# Stated problem
Among the lines of these entries, how many hold the word "software"? State only the number.

# Task inputs

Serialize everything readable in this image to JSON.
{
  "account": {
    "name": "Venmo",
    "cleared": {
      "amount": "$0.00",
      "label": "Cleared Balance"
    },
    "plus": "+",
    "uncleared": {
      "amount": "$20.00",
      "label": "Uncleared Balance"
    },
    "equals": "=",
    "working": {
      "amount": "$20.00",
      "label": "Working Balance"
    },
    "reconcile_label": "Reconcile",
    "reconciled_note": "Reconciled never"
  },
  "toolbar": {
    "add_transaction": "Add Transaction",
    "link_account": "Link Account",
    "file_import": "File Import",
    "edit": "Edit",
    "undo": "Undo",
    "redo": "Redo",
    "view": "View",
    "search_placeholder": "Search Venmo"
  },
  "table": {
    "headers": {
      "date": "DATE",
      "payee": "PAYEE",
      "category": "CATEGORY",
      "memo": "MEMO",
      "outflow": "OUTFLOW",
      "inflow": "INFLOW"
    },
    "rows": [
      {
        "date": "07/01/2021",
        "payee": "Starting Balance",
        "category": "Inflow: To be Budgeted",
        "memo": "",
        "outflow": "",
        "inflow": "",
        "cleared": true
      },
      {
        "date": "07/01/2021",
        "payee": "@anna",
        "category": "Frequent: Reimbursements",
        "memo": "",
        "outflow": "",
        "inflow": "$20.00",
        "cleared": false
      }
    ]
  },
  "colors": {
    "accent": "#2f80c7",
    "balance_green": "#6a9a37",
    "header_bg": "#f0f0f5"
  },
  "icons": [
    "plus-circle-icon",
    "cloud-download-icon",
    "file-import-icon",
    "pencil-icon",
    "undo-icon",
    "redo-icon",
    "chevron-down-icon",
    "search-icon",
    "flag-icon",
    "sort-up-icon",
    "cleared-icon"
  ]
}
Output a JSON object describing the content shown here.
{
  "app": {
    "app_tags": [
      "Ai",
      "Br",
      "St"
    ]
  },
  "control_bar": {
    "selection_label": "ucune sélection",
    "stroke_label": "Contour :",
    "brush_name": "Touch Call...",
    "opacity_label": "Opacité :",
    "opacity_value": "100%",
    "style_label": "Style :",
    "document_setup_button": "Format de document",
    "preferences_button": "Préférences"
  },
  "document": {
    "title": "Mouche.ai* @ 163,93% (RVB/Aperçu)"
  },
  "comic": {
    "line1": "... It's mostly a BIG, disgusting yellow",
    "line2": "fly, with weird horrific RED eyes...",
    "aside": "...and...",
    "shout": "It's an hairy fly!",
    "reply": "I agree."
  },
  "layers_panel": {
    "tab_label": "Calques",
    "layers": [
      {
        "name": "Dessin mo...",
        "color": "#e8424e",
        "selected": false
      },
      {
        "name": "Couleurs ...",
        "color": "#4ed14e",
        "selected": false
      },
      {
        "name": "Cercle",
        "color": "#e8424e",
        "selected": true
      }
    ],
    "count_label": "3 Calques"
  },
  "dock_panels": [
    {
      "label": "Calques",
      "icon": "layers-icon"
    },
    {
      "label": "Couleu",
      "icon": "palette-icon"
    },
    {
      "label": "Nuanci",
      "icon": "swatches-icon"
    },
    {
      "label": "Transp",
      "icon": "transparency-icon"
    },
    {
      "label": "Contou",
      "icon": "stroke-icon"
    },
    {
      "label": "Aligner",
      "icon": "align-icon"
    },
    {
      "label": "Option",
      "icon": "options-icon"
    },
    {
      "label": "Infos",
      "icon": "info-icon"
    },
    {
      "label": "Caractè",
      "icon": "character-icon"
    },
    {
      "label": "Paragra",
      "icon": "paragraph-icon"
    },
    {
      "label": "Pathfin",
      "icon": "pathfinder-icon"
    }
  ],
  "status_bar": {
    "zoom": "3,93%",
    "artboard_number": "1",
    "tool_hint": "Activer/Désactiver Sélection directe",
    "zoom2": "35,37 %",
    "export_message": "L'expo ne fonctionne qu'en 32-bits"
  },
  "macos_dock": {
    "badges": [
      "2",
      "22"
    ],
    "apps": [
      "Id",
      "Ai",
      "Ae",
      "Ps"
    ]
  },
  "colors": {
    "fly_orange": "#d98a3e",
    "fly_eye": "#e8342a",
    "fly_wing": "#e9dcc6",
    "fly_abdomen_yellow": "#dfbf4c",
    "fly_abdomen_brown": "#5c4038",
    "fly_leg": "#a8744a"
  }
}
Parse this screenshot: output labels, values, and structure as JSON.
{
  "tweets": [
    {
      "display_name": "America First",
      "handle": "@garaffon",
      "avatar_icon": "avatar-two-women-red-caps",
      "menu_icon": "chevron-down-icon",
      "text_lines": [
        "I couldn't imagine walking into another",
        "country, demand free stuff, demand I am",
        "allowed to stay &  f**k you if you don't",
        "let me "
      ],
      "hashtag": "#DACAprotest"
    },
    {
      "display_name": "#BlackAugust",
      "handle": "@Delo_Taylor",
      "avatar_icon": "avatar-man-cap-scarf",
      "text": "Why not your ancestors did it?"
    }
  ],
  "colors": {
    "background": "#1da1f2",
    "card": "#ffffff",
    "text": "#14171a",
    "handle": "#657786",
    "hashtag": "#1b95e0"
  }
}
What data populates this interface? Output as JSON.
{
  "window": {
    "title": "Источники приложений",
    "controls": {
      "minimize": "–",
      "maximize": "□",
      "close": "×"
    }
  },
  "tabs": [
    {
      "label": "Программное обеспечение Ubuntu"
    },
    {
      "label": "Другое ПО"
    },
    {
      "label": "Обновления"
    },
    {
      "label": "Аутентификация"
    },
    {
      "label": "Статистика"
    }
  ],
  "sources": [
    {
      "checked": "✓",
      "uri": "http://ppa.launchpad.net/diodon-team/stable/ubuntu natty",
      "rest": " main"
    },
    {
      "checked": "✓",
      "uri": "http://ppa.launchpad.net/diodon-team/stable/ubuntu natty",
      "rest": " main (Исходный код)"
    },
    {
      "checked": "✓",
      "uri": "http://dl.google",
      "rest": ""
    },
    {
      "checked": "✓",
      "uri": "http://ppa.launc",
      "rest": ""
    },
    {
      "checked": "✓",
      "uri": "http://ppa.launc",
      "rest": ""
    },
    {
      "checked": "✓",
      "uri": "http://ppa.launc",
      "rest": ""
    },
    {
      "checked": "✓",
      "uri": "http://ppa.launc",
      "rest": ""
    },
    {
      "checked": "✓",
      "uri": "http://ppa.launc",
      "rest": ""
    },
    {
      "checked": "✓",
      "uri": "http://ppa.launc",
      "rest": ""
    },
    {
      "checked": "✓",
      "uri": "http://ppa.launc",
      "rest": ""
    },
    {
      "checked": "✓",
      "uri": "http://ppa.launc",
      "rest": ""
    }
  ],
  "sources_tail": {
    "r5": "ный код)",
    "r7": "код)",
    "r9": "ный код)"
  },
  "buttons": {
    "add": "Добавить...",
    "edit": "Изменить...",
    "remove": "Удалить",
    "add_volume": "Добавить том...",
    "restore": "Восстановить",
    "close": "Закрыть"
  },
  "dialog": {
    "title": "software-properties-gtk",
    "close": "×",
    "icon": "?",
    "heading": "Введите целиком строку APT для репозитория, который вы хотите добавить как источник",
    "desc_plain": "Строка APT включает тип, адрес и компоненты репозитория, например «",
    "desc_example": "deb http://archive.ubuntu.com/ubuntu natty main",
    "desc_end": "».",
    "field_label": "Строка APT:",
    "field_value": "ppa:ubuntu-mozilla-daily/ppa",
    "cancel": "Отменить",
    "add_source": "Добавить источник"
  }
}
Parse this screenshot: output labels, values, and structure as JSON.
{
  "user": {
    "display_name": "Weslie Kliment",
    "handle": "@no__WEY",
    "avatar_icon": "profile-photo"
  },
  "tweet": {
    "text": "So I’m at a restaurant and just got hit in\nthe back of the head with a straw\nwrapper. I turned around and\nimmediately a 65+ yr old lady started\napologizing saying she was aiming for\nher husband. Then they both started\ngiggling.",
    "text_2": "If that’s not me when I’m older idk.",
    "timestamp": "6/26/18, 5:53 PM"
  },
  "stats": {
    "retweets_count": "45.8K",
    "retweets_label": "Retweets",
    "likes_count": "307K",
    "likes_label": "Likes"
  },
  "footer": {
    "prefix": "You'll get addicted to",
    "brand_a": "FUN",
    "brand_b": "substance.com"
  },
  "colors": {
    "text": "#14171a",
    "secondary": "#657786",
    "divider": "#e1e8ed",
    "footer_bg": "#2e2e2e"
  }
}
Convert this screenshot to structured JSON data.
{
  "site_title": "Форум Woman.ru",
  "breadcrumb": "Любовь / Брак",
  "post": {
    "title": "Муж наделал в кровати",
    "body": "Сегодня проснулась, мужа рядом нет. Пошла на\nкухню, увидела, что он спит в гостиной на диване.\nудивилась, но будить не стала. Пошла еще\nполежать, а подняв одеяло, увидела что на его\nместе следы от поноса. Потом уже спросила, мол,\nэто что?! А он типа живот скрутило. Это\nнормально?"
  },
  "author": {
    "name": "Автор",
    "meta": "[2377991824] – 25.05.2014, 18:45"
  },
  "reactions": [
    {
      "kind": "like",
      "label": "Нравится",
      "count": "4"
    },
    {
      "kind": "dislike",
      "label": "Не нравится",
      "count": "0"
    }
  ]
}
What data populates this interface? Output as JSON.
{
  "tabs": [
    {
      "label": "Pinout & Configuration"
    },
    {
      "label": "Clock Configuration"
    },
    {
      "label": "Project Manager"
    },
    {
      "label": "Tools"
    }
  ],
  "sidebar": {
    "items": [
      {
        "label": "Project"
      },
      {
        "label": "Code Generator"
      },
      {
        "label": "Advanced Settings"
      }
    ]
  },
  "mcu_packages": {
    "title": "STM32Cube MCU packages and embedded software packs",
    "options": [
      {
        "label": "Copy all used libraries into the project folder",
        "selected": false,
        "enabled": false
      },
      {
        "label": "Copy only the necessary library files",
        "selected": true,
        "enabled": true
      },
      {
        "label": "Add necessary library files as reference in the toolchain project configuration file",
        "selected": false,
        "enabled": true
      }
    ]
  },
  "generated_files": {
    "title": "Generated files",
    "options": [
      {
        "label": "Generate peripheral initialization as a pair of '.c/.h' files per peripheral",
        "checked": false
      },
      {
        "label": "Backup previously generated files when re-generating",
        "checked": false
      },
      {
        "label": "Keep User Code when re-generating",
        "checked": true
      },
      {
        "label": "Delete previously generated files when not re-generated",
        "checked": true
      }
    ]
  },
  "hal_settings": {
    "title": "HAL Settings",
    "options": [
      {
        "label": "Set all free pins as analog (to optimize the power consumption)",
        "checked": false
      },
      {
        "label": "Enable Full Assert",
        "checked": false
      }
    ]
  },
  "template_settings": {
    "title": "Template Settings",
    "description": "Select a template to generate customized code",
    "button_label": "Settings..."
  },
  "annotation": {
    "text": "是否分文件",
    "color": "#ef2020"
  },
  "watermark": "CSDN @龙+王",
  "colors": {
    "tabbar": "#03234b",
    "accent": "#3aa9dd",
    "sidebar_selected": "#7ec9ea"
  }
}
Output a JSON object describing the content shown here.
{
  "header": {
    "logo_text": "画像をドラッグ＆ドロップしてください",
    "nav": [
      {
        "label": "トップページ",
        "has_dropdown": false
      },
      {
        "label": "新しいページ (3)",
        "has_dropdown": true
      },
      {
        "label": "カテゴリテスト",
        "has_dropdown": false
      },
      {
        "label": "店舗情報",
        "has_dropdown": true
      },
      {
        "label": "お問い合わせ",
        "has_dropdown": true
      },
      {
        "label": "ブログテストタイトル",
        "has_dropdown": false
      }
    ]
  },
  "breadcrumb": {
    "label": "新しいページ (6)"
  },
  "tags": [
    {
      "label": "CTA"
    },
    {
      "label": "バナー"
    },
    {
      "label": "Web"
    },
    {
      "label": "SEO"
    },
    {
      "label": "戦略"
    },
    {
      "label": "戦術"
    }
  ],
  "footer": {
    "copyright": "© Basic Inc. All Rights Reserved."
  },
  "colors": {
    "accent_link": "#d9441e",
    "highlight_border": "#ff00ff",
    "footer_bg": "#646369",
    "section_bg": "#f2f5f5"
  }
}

# Written answer
2